> **Description of the task**
Repeat the listing in full, exactly as it stands.

> **Input rows**
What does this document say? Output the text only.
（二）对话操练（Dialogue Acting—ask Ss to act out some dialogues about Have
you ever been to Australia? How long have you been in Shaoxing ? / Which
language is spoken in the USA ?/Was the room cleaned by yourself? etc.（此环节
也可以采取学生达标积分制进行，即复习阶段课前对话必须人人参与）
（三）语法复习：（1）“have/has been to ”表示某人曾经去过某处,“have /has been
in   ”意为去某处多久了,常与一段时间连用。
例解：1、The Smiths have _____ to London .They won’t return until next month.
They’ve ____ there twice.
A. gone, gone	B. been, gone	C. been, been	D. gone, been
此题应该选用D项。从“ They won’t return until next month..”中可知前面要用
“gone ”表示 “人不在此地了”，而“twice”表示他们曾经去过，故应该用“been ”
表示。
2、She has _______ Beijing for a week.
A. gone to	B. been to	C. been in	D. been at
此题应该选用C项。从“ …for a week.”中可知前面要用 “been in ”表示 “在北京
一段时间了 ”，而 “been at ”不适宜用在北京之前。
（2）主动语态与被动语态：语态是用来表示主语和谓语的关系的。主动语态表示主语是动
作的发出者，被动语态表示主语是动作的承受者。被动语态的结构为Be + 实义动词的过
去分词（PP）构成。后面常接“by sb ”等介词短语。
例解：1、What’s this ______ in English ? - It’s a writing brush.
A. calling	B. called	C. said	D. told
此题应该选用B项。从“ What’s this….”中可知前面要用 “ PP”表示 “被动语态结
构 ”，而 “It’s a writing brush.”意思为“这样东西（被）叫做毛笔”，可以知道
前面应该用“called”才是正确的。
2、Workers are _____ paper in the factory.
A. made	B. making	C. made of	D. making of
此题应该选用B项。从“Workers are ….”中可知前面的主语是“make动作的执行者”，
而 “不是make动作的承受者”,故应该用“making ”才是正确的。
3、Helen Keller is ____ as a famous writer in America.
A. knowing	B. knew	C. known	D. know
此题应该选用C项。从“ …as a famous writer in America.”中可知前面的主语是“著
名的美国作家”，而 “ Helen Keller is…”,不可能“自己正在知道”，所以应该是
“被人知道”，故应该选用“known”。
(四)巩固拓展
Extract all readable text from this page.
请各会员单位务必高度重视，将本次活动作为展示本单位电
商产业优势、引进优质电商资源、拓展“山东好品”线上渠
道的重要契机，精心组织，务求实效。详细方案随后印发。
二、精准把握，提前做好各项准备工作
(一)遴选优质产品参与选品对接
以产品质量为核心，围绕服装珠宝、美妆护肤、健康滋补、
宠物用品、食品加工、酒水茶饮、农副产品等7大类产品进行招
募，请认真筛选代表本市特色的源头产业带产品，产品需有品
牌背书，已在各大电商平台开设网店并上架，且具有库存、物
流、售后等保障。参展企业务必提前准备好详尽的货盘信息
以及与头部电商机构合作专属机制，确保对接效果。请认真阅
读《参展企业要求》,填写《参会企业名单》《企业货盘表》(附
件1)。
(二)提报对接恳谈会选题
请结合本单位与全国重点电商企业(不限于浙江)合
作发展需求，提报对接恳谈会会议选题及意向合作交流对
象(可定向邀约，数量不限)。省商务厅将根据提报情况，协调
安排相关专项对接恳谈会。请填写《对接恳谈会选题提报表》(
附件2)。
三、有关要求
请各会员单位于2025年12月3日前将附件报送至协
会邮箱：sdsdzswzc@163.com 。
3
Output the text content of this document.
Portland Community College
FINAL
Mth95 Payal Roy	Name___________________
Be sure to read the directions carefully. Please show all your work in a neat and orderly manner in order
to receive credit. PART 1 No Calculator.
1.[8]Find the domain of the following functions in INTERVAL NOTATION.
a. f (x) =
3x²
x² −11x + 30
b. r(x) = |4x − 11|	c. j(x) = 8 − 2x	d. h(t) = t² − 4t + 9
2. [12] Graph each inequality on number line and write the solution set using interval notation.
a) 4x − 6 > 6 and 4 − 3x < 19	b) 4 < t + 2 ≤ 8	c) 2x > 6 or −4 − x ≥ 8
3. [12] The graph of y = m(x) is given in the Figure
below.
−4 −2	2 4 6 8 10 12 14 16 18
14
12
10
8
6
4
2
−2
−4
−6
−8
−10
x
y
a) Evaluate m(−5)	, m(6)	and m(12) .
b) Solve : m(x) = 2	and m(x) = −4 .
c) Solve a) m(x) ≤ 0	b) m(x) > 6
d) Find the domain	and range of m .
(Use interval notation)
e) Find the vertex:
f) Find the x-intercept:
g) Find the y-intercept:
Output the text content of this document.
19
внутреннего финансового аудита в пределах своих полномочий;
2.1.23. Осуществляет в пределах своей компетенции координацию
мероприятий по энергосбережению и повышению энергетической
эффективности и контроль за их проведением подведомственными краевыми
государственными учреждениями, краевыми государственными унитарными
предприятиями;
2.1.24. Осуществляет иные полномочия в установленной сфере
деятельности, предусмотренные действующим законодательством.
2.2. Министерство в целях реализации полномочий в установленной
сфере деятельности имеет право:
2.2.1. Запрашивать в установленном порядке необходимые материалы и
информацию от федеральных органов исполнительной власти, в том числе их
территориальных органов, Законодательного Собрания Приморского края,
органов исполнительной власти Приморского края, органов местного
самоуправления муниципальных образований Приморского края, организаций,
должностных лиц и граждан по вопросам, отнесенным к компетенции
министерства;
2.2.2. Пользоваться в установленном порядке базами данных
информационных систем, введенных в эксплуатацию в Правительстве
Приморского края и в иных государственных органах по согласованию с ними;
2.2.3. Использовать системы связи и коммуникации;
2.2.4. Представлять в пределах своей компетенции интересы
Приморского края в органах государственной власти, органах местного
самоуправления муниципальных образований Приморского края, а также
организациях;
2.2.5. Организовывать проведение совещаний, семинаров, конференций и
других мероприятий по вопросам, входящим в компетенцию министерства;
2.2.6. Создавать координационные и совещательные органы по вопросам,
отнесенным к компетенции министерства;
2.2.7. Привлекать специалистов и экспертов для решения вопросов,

> **Task response**
What does this document say? Output the text only.
（二）对话操练（Dialogue Acting—ask Ss to act out some dialogues about Have
you ever been to Australia? How long have you been in Shaoxing ? / Which
language is spoken in the USA ?/Was the room cleaned by yourself? etc.（此环节
也可以采取学生达标积分制进行，即复习阶段课前对话必须人人参与）
（三）语法复习：（1）“have/has been to ”表示某人曾经去过某处,“have /has been
in   ”意为去某处多久了,常与一段时间连用。
例解：1、The Smiths have _____ to London .They won’t return until next month.
They’ve ____ there twice.
A. gone, gone	B. been, gone	C. been, been	D. gone, been
此题应该选用D项。从“ They won’t return until next month..”中可知前面要用
“gone ”表示 “人不在此地了”，而“twice”表示他们曾经去过，故应该用“been ”
表示。
2、She has _______ Beijing for a week.
A. gone to	B. been to	C. been in	D. been at
此题应该选用C项。从“ …for a week.”中可知前面要用 “been in ”表示 “在北京
一段时间了 ”，而 “been at ”不适宜用在北京之前。
（2）主动语态与被动语态：语态是用来表示主语和谓语的关系的。主动语态表示主语是动
作的发出者，被动语态表示主语是动作的承受者。被动语态的结构为Be + 实义动词的过
去分词（PP）构成。后面常接“by sb ”等介词短语。
例解：1、What’s this ______ in English ? - It’s a writing brush.
A. calling	B. called	C. said	D. told
此题应该选用B项。从“ What’s this….”中可知前面要用 “ PP”表示 “被动语态结
构 ”，而 “It’s a writing brush.”意思为“这样东西（被）叫做毛笔”，可以知道
前面应该用“called”才是正确的。
2、Workers are _____ paper in the factory.
A. made	B. making	C. made of	D. making of
此题应该选用B项。从“Workers are ….”中可知前面的主语是“make动作的执行者”，
而 “不是make动作的承受者”,故应该用“making ”才是正确的。
3、Helen Keller is ____ as a famous writer in America.
A. knowing	B. knew	C. known	D. know
此题应该选用C项。从“ …as a famous writer in America.”中可知前面的主语是“著
名的美国作家”，而 “ Helen Keller is…”,不可能“自己正在知道”，所以应该是
“被人知道”，故应该选用“known”。
(四)巩固拓展
Extract all readable text from this page.
请各会员单位务必高度重视，将本次活动作为展示本单位电
商产业优势、引进优质电商资源、拓展“山东好品”线上渠
道的重要契机，精心组织，务求实效。详细方案随后印发。
二、精准把握，提前做好各项准备工作
(一)遴选优质产品参与选品对接
以产品质量为核心，围绕服装珠宝、美妆护肤、健康滋补、
宠物用品、食品加工、酒水茶饮、农副产品等7大类产品进行招
募，请认真筛选代表本市特色的源头产业带产品，产品需有品
牌背书，已在各大电商平台开设网店并上架，且具有库存、物
流、售后等保障。参展企业务必提前准备好详尽的货盘信息
以及与头部电商机构合作专属机制，确保对接效果。请认真阅
读《参展企业要求》,填写《参会企业名单》《企业货盘表》(附
件1)。
(二)提报对接恳谈会选题
请结合本单位与全国重点电商企业(不限于浙江)合
作发展需求，提报对接恳谈会会议选题及意向合作交流对
象(可定向邀约，数量不限)。省商务厅将根据提报情况，协调
安排相关专项对接恳谈会。请填写《对接恳谈会选题提报表》(
附件2)。
三、有关要求
请各会员单位于2025年12月3日前将附件报送至协
会邮箱：sdsdzswzc@163.com 。
3
Output the text content of this document.
Portland Community College
FINAL
Mth95 Payal Roy	Name___________________
Be sure to read the directions carefully. Please show all your work in a neat and orderly manner in order
to receive credit. PART 1 No Calculator.
1.[8]Find the domain of the following functions in INTERVAL NOTATION.
a. f (x) =
3x²
x² −11x + 30
b. r(x) = |4x − 11|	c. j(x) = 8 − 2x	d. h(t) = t² − 4t + 9
2. [12] Graph each inequality on number line and write the solution set using interval notation.
a) 4x − 6 > 6 and 4 − 3x < 19	b) 4 < t + 2 ≤ 8	c) 2x > 6 or −4 − x ≥ 8
3. [12] The graph of y = m(x) is given in the Figure
below.
−4 −2	2 4 6 8 10 12 14 16 18
14
12
10
8
6
4
2
−2
−4
−6
−8
−10
x
y
a) Evaluate m(−5)	, m(6)	and m(12) .
b) Solve : m(x) = 2	and m(x) = −4 .
c) Solve a) m(x) ≤ 0	b) m(x) > 6
d) Find the domain	and range of m .
(Use interval notation)
e) Find the vertex:
f) Find the x-intercept:
g) Find the y-intercept:
Output the text content of this document.
19
внутреннего финансового аудита в пределах своих полномочий;
2.1.23. Осуществляет в пределах своей компетенции координацию
мероприятий по энергосбережению и повышению энергетической
эффективности и контроль за их проведением подведомственными краевыми
государственными учреждениями, краевыми государственными унитарными
предприятиями;
2.1.24. Осуществляет иные полномочия в установленной сфере
деятельности, предусмотренные действующим законодательством.
2.2. Министерство в целях реализации полномочий в установленной
сфере деятельности имеет право:
2.2.1. Запрашивать в установленном порядке необходимые материалы и
информацию от федеральных органов исполнительной власти, в том числе их
территориальных органов, Законодательного Собрания Приморского края,
органов исполнительной власти Приморского края, органов местного
самоуправления муниципальных образований Приморского края, организаций,
должностных лиц и граждан по вопросам, отнесенным к компетенции
министерства;
2.2.2. Пользоваться в установленном порядке базами данных
информационных систем, введенных в эксплуатацию в Правительстве
Приморского края и в иных государственных органах по согласованию с ними;
2.2.3. Использовать системы связи и коммуникации;
2.2.4. Представлять в пределах своей компетенции интересы
Приморского края в органах государственной власти, органах местного
самоуправления муниципальных образований Приморского края, а также
организациях;
2.2.5. Организовывать проведение совещаний, семинаров, конференций и
других мероприятий по вопросам, входящим в компетенцию министерства;
2.2.6. Создавать координационные и совещательные органы по вопросам,
отнесенным к компетенции министерства;
2.2.7. Привлекать специалистов и экспертов для решения вопросов,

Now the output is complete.